--- Given exercise ---
Only lines with the string "ylabel" matter here; gather them from the material below.

--- Records for processing ---
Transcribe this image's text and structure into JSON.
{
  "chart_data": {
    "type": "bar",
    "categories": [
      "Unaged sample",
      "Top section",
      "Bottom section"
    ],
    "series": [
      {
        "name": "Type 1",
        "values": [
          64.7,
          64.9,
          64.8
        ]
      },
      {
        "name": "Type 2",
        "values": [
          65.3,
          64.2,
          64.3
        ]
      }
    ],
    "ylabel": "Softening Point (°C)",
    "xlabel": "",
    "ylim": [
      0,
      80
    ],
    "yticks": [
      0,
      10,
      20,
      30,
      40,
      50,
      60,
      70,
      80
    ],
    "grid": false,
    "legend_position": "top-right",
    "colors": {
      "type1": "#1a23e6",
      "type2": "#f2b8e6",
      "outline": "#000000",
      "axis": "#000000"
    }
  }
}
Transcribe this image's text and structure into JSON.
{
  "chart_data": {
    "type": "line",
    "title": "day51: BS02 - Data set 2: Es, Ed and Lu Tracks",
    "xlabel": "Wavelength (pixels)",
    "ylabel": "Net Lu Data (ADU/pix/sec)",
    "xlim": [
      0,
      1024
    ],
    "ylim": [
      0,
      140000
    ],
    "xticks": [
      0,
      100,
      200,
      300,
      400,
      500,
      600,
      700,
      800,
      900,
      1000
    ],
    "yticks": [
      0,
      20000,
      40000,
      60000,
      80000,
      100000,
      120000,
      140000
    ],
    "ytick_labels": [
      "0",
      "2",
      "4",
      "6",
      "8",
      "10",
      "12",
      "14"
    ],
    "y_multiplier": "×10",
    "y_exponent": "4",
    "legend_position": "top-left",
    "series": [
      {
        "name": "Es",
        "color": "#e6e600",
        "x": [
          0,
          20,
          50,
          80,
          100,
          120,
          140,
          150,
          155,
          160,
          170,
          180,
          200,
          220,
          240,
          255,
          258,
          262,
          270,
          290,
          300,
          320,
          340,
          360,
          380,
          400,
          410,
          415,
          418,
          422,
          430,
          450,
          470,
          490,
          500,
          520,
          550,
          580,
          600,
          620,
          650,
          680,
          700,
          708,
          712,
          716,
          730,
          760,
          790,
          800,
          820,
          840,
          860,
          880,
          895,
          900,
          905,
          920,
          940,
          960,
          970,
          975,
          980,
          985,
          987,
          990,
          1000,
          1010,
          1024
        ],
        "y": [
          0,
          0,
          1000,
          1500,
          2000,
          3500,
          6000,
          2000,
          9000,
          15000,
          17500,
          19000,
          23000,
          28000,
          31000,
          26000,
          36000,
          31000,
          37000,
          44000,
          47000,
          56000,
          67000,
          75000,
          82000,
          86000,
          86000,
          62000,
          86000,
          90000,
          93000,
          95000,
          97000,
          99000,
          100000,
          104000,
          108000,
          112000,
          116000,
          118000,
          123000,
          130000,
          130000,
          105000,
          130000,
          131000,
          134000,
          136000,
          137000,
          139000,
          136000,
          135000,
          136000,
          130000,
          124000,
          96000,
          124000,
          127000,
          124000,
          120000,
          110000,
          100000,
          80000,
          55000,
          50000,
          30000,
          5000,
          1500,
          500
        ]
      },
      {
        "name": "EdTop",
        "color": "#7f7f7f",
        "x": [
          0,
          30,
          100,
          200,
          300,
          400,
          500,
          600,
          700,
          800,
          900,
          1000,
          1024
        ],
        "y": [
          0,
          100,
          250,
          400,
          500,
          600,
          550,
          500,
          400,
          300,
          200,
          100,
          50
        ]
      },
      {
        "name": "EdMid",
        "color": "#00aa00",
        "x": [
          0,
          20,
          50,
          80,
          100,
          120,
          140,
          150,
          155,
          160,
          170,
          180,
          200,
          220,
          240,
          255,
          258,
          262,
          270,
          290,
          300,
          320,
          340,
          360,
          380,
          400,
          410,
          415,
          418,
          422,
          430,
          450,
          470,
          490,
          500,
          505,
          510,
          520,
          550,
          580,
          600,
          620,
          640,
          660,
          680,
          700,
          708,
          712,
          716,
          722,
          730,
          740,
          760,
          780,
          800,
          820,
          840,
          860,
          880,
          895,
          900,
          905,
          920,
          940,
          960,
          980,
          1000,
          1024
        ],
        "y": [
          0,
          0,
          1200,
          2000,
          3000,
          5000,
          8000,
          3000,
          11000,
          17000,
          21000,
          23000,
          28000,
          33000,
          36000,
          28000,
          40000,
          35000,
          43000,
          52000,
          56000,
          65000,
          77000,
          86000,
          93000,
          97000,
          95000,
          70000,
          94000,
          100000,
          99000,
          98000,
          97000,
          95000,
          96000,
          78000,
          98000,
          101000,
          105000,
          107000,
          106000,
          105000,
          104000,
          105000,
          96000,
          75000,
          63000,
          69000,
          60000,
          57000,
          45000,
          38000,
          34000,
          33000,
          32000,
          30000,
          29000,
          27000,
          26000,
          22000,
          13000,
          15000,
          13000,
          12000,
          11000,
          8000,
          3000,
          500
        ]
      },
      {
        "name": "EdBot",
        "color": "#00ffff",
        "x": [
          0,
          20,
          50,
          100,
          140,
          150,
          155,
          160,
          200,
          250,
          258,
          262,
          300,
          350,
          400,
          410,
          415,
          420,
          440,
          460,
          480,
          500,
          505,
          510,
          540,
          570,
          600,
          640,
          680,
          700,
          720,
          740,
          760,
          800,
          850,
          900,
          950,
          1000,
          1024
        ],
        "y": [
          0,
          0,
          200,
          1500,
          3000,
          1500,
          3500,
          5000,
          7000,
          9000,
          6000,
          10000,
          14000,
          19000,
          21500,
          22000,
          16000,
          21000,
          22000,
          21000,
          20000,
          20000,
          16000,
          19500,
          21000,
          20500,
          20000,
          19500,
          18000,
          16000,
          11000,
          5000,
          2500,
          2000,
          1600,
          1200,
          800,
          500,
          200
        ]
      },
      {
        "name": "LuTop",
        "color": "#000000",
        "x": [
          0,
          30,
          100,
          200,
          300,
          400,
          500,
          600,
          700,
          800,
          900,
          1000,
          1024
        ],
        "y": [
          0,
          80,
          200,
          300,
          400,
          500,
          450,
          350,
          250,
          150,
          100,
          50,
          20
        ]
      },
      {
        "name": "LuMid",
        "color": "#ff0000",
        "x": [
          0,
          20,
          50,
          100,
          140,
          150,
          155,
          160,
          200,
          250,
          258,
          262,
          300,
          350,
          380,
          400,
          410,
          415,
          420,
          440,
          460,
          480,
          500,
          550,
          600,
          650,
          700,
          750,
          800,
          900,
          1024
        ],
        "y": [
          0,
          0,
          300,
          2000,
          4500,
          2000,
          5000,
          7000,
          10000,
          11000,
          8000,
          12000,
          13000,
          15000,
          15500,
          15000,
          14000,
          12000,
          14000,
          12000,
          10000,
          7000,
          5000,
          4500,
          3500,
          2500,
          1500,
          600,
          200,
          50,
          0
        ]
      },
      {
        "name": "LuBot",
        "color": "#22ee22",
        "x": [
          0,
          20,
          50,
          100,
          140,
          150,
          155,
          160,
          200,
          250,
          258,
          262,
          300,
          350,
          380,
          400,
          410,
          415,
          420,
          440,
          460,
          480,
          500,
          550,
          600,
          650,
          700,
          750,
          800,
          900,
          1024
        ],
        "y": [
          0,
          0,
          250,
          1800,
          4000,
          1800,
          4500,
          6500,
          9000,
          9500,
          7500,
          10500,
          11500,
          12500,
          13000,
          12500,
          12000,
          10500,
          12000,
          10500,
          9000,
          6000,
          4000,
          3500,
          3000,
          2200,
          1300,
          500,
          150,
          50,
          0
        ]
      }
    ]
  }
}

--- Final answer ---
    "ylabel": "Softening Point (°C)",
    "ylabel": "Net Lu Data (ADU/pix/sec)",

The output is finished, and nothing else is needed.